--- Begin Material supplied ---
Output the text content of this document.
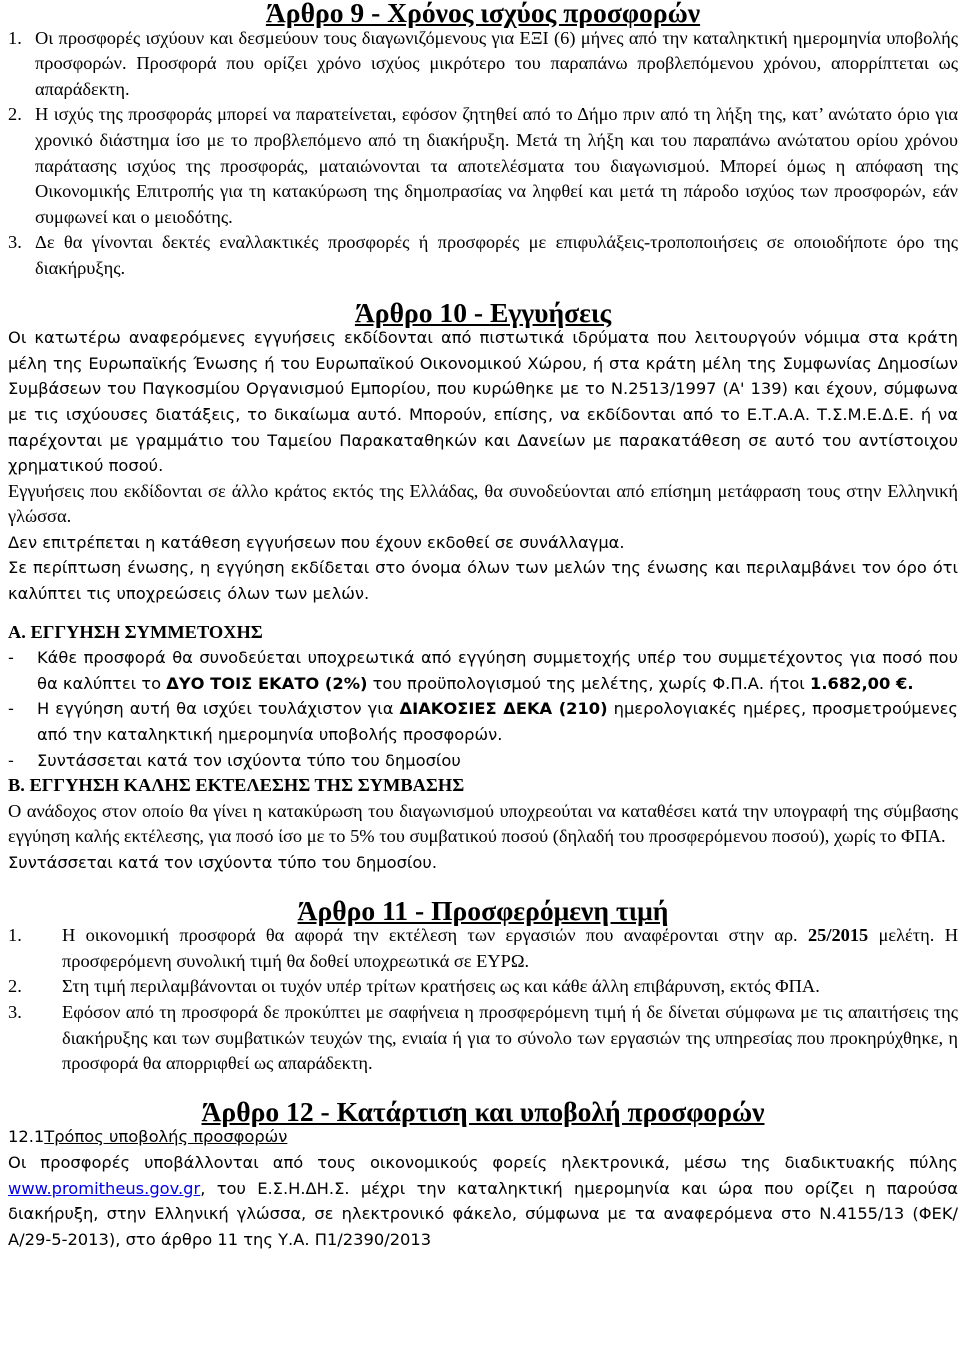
Άρθρο 9 - Χρόνος ισχύος προσφορών
1. Οι προσφορές ισχύουν και δεσμεύουν τους διαγωνιζόμενους για ΕΞΙ (6) μήνες από την καταληκτική ημερομηνία υποβολής προσφορών. Προσφορά που ορίζει χρόνο ισχύος μικρότερο του παραπάνω προβλεπόμενου χρόνου, απορρίπτεται ως απαράδεκτη.
2. Η ισχύς της προσφοράς μπορεί να παρατείνεται, εφόσον ζητηθεί από το Δήμο πριν από τη λήξη της, κατ’ ανώτατο όριο για χρονικό διάστημα ίσο με το προβλεπόμενο από τη διακήρυξη. Μετά τη λήξη και του παραπάνω ανώτατου ορίου χρόνου παράτασης ισχύος της προσφοράς, ματαιώνονται τα αποτελέσματα του διαγωνισμού. Μπορεί όμως η απόφαση της Οικονομικής Επιτροπής για τη κατακύρωση της δημοπρασίας να ληφθεί και μετά τη πάροδο ισχύος των προσφορών, εάν συμφωνεί και ο μειοδότης.
3. Δε θα γίνονται δεκτές εναλλακτικές προσφορές ή προσφορές με επιφυλάξεις-τροποποιήσεις σε οποιοδήποτε όρο της διακήρυξης.
Άρθρο 10 - Εγγυήσεις

Οι κατωτέρω αναφερόμενες εγγυήσεις εκδίδονται από πιστωτικά ιδρύματα που λειτουργούν νόμιμα στα κράτη μέλη της Ευρωπαϊκής Ένωσης ή του Ευρωπαϊκού Οικονομικού Χώρου, ή στα κράτη μέλη της Συμφωνίας Δημοσίων Συμβάσεων του Παγκοσμίου Οργανισμού Εμπορίου, που κυρώθηκε με το Ν.2513/1997 (Α' 139) και έχουν, σύμφωνα με τις ισχύουσες διατάξεις, το δικαίωμα αυτό. Μπορούν, επίσης, να εκδίδονται από το Ε.Τ.Α.Α. Τ.Σ.Μ.Ε.Δ.Ε. ή να παρέχονται με γραμμάτιο του Ταμείου Παρακαταθηκών και Δανείων με παρακατάθεση σε αυτό του αντίστοιχου χρηματικού ποσού.

Εγγυήσεις που εκδίδονται σε άλλο κράτος εκτός της Ελλάδας, θα συνοδεύονται από επίσημη μετάφραση τους στην Ελληνική γλώσσα.

Δεν επιτρέπεται η κατάθεση εγγυήσεων που έχουν εκδοθεί σε συνάλλαγμα.

Σε περίπτωση ένωσης, η εγγύηση εκδίδεται στο όνομα όλων των μελών της ένωσης και περιλαμβάνει τον όρο ότι καλύπτει τις υποχρεώσεις όλων των μελών.

Α. ΕΓΓΥΗΣΗ ΣΥΜΜΕΤΟΧΗΣ

-	Κάθε προσφορά θα συνοδεύεται υποχρεωτικά από εγγύηση συμμετοχής υπέρ του συμμετέχοντος για ποσό που θα καλύπτει το ΔΥΟ ΤΟΙΣ ΕΚΑΤΟ (2%) του προϋπολογισμού της μελέτης, χωρίς Φ.Π.Α. ήτοι 1.682,00 €.
-	Η εγγύηση αυτή θα ισχύει τουλάχιστον για ΔΙΑΚΟΣΙΕΣ ΔΕΚΑ (210) ημερολογιακές ημέρες, προσμετρούμενες από την καταληκτική ημερομηνία υποβολής προσφορών.
-	Συντάσσεται κατά τον ισχύοντα τύπο του δημοσίου

Β. ΕΓΓΥΗΣΗ ΚΑΛΗΣ ΕΚΤΕΛΕΣΗΣ ΤΗΣ ΣΥΜΒΑΣΗΣ

Ο ανάδοχος στον οποίο θα γίνει η κατακύρωση του διαγωνισμού υποχρεούται να καταθέσει κατά την υπογραφή της σύμβασης εγγύηση καλής εκτέλεσης, για ποσό ίσο με το 5% του συμβατικού ποσού (δηλαδή του προσφερόμενου ποσού), χωρίς το ΦΠΑ.

Συντάσσεται κατά τον ισχύοντα τύπο του δημοσίου.

Άρθρο 11 - Προσφερόμενη τιμή
1.	Η οικονομική προσφορά θα αφορά την εκτέλεση των εργασιών που αναφέρονται στην αρ. 25/2015 μελέτη. Η προσφερόμενη συνολική τιμή θα δοθεί υποχρεωτικά σε ΕΥΡΩ.
2.	Στη τιμή περιλαμβάνονται οι τυχόν υπέρ τρίτων κρατήσεις ως και κάθε άλλη επιβάρυνση, εκτός ΦΠΑ.
3.	Εφόσον από τη προσφορά δε προκύπτει με σαφήνεια η προσφερόμενη τιμή ή δε δίνεται σύμφωνα με τις απαιτήσεις της διακήρυξης και των συμβατικών τευχών της, ενιαία ή για το σύνολο των εργασιών της υπηρεσίας που προκηρύχθηκε, η προσφορά θα απορριφθεί ως απαράδεκτη.
Άρθρο 12 - Κατάρτιση και υποβολή προσφορών

12.1Τρόπος υποβολής προσφορών

Οι προσφορές υποβάλλονται από τους οικονομικούς φορείς ηλεκτρονικά, μέσω της διαδικτυακής πύλης www.promitheus.gov.gr, του Ε.Σ.Η.ΔΗ.Σ. μέχρι την καταληκτική ημερομηνία και ώρα που ορίζει η παρούσα διακήρυξη, στην Ελληνική γλώσσα, σε ηλεκτρονικό φάκελο, σύμφωνα με τα αναφερόμενα στο Ν.4155/13 (ΦΕΚ/Α/29-5-2013), στο άρθρο 11 της Υ.Α. Π1/2390/2013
--- End Material supplied ---
* _Your instructions_
Pull out every line in the data above that has the word "διακήρυξης".

* _Finished exercise_
3. Δε θα γίνονται δεκτές εναλλακτικές προσφορές ή προσφορές με επιφυλάξεις-τροποποιήσεις σε οποιοδήποτε όρο της διακήρυξης.
3.	Εφόσον από τη προσφορά δε προκύπτει με σαφήνεια η προσφερόμενη τιμή ή δε δίνεται σύμφωνα με τις απαιτήσεις της διακήρυξης και των συμβατικών τευχών της, ενιαία ή για το σύνολο των εργασιών της υπηρεσίας που προκηρύχθηκε, η προσφορά θα απορριφθεί ως απαράδεκτη.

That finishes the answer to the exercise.